• [Written exercise] Go through the listing below and gather every line with the word "Globally".
··········
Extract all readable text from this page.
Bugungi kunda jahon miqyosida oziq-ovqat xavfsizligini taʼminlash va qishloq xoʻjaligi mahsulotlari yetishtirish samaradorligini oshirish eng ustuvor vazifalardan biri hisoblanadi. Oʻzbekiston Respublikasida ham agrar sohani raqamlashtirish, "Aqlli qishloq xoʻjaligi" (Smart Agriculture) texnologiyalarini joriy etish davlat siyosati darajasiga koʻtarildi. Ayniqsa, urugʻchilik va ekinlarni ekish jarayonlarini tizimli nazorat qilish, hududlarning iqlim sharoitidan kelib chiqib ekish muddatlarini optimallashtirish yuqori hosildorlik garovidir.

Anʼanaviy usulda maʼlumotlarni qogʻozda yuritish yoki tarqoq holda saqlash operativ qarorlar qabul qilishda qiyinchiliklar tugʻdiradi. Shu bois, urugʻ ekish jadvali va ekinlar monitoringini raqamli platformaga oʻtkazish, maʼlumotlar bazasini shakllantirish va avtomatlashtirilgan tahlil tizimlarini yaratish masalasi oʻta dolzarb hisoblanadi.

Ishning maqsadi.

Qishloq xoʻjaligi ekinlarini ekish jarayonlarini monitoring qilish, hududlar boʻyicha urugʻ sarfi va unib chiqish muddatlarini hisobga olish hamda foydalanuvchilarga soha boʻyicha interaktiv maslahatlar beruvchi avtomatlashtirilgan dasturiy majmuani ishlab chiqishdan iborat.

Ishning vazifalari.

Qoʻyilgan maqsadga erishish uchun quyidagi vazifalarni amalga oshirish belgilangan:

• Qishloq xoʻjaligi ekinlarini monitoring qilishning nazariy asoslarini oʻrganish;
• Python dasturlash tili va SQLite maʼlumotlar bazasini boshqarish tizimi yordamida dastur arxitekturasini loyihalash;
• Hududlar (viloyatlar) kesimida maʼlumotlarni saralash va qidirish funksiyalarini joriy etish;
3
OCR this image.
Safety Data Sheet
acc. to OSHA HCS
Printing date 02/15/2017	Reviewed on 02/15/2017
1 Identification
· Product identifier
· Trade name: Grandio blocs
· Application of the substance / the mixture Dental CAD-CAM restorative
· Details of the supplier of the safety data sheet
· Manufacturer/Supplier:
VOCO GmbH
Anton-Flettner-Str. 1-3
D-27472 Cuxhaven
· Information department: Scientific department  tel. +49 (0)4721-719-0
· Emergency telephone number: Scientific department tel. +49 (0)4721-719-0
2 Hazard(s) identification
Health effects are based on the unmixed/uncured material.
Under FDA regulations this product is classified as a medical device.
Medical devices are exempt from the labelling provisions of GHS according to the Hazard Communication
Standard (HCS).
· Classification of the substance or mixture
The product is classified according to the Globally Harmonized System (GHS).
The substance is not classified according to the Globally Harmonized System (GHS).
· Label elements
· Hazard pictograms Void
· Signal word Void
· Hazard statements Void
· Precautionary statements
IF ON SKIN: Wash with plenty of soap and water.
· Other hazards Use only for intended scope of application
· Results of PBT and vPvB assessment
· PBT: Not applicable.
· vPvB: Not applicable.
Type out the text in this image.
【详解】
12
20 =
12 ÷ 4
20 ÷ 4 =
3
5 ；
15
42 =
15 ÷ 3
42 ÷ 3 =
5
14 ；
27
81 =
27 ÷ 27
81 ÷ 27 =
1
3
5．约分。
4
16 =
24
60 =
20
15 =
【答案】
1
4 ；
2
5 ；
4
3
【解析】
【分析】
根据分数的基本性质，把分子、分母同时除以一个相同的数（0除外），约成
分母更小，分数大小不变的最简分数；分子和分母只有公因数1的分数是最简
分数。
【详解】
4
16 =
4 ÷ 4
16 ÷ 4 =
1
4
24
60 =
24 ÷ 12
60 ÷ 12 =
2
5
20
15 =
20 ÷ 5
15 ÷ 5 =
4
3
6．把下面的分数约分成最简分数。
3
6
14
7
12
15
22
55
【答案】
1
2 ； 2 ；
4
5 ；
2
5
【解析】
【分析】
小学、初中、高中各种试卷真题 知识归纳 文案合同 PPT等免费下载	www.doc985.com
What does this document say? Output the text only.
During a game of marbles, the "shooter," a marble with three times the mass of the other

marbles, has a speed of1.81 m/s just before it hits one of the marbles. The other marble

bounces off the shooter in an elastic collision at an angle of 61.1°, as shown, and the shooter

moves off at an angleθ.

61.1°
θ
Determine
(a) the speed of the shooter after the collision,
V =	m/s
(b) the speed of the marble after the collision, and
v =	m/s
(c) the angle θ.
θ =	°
··········
• [The completed task]
The product is classified according to the Globally Harmonized System (GHS).
The substance is not classified according to the Globally Harmonized System (GHS).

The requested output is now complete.